▶ Instruction:
Show each line from the listing that includes the word "screenshot".

* Start Supplied entries *

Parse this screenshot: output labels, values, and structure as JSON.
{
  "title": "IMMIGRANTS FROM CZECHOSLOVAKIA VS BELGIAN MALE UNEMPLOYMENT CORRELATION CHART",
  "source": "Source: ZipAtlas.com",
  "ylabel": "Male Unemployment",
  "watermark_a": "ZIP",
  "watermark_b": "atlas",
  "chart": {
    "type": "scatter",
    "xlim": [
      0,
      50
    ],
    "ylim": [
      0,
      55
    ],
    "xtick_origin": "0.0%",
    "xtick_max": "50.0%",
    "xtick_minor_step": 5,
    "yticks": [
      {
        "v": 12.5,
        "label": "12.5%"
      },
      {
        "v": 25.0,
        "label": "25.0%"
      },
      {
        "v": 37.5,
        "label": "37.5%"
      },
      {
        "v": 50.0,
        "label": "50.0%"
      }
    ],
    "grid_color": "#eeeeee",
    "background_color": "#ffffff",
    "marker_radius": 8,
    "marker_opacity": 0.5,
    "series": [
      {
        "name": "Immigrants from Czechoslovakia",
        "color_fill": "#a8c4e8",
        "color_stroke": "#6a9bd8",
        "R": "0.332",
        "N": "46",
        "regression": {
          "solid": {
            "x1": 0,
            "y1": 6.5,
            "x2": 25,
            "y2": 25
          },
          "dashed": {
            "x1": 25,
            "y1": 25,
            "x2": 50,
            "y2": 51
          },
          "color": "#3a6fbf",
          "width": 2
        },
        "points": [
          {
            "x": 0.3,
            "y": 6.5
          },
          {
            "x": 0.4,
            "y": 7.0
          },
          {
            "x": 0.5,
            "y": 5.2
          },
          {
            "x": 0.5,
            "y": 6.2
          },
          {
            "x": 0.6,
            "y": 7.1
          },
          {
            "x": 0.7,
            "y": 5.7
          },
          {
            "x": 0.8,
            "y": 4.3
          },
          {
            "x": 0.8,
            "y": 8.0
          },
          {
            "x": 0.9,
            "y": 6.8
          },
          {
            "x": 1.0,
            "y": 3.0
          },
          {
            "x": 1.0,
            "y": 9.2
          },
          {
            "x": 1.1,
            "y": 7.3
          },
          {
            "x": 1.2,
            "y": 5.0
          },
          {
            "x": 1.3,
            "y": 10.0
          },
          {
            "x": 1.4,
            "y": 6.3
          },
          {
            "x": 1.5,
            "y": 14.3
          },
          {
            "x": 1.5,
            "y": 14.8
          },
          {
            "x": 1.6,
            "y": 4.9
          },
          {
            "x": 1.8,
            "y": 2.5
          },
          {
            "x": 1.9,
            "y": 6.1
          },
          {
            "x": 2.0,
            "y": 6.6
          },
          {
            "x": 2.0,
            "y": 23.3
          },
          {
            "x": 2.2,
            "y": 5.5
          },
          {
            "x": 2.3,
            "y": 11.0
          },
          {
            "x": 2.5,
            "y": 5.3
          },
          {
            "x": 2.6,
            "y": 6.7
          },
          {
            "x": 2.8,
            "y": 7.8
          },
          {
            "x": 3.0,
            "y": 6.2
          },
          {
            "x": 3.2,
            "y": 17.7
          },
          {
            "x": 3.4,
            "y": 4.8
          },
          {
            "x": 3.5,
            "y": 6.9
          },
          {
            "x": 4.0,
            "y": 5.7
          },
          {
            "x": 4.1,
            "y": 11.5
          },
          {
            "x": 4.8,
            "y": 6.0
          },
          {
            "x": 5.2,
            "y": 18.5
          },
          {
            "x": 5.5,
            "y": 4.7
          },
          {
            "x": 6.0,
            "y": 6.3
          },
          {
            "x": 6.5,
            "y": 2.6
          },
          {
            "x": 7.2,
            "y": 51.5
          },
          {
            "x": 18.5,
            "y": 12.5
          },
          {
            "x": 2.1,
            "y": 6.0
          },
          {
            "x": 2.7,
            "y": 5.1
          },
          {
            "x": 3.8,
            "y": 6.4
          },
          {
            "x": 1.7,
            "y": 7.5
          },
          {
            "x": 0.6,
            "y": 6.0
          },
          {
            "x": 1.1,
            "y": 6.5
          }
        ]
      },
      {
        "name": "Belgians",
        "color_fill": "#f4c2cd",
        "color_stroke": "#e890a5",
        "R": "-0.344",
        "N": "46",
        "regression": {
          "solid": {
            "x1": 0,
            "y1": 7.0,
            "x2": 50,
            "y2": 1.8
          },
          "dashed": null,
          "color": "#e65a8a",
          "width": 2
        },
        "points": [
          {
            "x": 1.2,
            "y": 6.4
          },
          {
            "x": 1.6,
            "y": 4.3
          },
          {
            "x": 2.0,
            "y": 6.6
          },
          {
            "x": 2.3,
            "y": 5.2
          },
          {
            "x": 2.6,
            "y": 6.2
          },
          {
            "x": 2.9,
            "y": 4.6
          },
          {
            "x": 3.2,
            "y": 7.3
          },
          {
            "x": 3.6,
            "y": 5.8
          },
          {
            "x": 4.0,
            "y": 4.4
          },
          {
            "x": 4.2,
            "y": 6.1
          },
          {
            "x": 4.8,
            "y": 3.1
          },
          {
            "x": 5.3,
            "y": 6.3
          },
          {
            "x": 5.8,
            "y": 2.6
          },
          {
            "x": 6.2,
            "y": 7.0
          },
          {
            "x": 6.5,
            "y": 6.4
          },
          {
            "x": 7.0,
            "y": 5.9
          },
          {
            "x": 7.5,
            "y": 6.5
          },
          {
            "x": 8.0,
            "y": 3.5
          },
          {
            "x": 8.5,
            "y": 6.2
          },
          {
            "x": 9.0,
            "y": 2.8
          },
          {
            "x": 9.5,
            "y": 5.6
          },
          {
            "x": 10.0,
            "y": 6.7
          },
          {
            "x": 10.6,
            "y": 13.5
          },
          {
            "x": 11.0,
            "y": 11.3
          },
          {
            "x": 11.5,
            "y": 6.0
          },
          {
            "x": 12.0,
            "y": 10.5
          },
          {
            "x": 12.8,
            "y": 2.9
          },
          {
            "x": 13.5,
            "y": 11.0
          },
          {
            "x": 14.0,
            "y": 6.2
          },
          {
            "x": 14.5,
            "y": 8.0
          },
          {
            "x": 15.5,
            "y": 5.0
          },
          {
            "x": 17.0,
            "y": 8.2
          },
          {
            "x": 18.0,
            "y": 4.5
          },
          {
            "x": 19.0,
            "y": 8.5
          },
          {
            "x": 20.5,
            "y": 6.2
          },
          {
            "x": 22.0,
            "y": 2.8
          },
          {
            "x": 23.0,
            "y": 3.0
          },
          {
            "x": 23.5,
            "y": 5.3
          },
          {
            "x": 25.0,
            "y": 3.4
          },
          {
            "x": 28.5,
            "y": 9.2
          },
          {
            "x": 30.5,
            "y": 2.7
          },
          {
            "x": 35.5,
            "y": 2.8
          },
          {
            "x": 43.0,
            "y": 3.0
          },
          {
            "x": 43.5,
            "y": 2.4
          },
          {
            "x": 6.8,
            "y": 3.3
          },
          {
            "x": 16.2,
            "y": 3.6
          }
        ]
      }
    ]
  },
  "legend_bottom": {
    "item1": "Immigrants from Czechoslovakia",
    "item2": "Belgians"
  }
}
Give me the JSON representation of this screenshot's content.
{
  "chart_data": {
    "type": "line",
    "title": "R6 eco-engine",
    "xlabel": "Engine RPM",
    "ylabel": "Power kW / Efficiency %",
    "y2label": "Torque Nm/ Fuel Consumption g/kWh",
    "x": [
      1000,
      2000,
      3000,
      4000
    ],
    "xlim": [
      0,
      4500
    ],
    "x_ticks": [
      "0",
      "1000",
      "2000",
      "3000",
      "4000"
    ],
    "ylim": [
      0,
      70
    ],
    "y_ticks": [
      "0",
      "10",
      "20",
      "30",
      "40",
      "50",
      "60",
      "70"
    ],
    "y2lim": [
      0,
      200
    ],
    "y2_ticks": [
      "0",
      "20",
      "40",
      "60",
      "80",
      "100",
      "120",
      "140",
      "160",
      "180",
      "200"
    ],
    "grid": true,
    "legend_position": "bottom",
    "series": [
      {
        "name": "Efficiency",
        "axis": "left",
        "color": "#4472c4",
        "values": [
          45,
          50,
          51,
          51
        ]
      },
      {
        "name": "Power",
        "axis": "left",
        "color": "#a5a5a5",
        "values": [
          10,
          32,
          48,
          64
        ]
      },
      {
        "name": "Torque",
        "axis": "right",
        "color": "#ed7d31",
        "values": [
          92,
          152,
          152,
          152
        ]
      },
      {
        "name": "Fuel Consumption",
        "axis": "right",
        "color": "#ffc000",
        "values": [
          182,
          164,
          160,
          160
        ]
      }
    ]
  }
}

* End Supplied entries *

▶ Answer for the task:
Parse this screenshot: output labels, values, and structure as JSON.
Give me the JSON representation of this screenshot's content.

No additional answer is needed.